Data entries:
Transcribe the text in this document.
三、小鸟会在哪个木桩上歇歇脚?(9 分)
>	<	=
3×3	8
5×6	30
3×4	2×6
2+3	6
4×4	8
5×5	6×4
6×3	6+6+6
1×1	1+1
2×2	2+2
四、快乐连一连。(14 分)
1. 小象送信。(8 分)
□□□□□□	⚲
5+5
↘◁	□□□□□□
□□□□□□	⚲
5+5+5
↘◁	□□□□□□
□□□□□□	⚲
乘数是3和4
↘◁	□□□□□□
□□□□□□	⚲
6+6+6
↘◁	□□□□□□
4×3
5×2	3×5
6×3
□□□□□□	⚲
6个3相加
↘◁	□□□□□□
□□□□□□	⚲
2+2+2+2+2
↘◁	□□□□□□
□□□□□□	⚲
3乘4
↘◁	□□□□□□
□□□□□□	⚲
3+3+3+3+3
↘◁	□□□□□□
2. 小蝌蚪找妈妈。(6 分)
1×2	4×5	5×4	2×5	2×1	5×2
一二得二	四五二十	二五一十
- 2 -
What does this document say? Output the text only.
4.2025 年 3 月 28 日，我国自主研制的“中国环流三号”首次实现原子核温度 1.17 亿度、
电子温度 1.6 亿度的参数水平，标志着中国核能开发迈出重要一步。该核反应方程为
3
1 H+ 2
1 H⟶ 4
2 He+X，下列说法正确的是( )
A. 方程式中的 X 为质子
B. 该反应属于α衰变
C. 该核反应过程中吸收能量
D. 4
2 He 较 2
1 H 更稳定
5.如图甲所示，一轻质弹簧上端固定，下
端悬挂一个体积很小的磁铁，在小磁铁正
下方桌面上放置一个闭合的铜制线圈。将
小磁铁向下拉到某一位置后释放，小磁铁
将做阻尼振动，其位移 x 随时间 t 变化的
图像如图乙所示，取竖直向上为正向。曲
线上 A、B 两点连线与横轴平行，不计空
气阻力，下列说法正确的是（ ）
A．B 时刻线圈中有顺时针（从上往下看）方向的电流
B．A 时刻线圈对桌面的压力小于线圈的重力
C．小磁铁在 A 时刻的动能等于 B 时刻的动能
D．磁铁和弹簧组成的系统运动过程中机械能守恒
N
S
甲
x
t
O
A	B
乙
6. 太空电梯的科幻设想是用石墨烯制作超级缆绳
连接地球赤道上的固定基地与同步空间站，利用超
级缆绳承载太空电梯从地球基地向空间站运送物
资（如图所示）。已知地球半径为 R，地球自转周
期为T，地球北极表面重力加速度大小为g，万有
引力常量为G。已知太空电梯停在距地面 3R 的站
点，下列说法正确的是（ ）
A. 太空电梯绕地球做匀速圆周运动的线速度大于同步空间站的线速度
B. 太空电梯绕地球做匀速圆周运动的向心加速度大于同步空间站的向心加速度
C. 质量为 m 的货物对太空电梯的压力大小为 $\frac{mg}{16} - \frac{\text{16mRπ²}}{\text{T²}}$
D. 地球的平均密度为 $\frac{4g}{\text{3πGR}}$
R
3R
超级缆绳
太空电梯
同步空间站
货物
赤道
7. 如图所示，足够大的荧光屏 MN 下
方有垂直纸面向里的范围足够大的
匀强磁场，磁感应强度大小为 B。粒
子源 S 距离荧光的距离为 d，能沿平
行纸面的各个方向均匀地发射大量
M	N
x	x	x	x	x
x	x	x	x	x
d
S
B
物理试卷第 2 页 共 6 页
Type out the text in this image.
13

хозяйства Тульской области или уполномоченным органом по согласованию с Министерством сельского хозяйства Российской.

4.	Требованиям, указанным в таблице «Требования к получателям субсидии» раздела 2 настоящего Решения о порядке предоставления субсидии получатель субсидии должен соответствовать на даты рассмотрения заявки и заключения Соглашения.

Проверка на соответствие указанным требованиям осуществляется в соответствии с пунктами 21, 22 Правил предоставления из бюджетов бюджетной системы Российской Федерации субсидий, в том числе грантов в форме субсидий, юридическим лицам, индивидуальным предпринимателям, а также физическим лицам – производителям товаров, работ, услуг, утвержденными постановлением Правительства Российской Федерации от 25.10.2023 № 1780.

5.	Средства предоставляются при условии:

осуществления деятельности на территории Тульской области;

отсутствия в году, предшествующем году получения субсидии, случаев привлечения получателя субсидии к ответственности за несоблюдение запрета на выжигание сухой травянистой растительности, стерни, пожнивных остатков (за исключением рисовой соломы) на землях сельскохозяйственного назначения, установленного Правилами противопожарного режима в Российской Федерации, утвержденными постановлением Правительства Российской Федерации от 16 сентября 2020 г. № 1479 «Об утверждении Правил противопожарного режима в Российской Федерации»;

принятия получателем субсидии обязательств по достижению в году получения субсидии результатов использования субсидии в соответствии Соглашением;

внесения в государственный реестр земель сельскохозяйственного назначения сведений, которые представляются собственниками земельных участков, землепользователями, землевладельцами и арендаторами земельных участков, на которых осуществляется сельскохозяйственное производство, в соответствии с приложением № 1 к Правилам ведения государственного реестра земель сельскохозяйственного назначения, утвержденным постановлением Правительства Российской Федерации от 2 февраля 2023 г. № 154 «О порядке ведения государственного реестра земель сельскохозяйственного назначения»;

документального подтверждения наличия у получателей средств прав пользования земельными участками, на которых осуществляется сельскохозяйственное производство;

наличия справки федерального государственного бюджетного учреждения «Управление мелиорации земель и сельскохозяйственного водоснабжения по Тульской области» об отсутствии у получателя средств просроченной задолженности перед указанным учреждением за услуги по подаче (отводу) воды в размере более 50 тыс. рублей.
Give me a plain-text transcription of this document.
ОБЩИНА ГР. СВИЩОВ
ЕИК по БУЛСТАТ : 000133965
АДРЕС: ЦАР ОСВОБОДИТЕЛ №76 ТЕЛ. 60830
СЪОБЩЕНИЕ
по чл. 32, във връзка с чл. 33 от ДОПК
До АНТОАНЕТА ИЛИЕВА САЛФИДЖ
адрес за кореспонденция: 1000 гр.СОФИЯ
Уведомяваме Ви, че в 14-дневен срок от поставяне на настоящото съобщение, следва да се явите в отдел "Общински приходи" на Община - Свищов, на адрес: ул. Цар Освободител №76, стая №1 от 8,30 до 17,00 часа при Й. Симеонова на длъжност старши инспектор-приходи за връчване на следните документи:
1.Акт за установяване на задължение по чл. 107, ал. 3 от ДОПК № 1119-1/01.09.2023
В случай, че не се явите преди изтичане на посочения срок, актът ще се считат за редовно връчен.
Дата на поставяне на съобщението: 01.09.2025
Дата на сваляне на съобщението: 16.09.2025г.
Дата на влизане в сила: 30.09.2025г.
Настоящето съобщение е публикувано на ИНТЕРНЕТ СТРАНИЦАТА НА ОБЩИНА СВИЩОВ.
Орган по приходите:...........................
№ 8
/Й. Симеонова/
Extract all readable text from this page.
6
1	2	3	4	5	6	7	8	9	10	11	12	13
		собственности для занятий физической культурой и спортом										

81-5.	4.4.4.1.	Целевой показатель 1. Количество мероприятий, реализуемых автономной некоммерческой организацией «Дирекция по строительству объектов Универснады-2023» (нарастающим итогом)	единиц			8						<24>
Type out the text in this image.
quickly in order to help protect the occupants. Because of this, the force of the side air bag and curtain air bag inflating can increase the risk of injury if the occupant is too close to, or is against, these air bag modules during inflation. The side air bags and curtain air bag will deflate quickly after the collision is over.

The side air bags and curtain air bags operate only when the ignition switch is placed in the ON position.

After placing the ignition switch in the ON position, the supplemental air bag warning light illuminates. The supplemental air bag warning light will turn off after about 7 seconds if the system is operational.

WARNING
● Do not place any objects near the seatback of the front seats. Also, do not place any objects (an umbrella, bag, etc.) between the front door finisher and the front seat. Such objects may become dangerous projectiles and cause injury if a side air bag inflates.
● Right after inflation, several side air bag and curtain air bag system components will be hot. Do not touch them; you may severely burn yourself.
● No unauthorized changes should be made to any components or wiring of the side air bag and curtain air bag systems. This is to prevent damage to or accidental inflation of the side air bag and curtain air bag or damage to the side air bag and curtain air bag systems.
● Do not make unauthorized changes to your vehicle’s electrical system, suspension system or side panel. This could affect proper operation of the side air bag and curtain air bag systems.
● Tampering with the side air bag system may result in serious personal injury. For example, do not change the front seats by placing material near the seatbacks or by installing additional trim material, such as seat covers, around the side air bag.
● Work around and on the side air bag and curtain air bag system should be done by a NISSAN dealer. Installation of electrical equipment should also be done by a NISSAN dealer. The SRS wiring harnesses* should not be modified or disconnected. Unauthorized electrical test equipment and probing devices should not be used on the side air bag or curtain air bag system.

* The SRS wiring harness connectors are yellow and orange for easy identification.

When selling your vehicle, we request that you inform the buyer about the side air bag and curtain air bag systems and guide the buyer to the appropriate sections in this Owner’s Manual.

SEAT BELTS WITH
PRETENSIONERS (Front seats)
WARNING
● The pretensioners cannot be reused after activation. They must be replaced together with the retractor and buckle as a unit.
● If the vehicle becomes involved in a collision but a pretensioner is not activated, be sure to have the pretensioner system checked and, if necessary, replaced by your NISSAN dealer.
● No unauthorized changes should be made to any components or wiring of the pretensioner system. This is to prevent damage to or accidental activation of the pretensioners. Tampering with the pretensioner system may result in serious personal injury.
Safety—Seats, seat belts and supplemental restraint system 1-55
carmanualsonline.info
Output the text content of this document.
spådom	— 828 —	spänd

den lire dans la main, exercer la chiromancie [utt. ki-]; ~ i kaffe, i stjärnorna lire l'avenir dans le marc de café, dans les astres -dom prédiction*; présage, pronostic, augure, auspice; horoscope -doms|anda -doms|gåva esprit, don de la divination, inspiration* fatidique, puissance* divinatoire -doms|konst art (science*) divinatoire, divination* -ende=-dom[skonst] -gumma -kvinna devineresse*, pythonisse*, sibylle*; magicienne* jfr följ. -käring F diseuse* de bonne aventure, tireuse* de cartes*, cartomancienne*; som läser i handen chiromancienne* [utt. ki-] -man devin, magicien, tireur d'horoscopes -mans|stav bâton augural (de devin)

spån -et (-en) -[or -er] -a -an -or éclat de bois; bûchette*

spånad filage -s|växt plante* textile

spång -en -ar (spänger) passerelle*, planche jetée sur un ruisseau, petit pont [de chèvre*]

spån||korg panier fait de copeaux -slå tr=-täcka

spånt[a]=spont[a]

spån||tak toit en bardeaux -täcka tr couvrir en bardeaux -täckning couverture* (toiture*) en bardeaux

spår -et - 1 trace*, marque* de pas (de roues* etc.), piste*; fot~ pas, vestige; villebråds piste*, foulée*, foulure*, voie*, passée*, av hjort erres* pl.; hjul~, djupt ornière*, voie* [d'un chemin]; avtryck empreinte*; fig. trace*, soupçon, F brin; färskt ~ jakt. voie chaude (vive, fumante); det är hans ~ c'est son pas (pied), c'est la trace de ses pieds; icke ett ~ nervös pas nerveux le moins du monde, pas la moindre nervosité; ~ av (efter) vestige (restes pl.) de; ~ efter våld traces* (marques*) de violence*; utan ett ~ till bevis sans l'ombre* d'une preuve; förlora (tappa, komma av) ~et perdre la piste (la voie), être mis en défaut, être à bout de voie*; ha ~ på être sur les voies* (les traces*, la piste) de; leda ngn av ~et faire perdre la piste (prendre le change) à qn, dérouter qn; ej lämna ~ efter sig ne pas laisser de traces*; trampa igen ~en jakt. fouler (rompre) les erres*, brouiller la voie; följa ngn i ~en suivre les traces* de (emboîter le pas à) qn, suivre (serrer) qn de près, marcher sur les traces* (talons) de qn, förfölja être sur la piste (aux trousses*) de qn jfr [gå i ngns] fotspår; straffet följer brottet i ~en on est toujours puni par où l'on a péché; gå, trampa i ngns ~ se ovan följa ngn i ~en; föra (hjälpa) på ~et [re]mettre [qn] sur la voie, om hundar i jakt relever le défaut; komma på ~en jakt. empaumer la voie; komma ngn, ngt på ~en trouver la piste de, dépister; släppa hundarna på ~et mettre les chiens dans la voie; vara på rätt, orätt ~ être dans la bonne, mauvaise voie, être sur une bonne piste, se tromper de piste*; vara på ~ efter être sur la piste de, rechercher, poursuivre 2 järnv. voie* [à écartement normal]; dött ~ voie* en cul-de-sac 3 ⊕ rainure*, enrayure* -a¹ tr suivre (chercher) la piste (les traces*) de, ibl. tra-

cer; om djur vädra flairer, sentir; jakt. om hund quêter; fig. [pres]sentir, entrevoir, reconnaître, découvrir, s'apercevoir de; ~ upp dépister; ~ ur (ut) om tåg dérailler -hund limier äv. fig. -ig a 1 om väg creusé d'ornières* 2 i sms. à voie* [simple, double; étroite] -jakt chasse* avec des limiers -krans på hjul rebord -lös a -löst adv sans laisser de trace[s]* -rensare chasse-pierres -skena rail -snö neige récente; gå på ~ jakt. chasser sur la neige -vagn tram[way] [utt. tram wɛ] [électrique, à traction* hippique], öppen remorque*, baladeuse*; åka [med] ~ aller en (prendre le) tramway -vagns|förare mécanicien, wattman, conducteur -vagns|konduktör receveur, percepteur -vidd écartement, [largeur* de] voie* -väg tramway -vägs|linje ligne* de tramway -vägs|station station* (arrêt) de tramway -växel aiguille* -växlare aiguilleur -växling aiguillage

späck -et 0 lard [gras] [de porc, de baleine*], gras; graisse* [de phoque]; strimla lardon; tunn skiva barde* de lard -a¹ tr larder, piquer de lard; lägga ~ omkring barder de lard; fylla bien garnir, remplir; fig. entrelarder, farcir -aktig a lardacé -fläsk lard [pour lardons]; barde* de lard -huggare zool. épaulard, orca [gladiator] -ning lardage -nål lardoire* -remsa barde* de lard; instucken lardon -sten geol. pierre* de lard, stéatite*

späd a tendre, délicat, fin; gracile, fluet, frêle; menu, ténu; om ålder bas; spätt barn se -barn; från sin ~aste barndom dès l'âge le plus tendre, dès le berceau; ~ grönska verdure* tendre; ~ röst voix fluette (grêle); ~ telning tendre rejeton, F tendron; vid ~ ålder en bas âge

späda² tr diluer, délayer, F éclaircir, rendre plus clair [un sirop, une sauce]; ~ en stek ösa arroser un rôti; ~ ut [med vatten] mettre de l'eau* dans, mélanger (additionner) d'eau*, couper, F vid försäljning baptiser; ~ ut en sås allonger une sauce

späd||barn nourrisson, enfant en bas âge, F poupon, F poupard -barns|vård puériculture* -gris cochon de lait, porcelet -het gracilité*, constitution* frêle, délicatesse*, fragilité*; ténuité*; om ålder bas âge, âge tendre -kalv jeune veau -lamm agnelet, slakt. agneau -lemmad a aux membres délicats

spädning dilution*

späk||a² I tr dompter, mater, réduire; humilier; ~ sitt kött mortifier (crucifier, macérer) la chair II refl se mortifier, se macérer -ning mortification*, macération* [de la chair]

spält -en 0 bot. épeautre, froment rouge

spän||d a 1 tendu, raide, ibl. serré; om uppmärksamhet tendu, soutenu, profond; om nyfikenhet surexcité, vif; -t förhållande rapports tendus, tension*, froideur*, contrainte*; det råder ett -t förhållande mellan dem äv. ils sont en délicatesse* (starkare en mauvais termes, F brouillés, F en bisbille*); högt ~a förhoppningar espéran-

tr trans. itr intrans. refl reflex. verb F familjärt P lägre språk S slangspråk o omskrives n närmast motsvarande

Exercise: Copy out every line with the word "damage".

The output:
● No unauthorized changes should be made to any components or wiring of the side air bag and curtain air bag systems. This is to prevent damage to or accidental inflation of the side air bag and curtain air bag or damage to the side air bag and curtain air bag systems.
● No unauthorized changes should be made to any components or wiring of the pretensioner system. This is to prevent damage to or accidental activation of the pretensioners. Tampering with the pretensioner system may result in serious personal injury.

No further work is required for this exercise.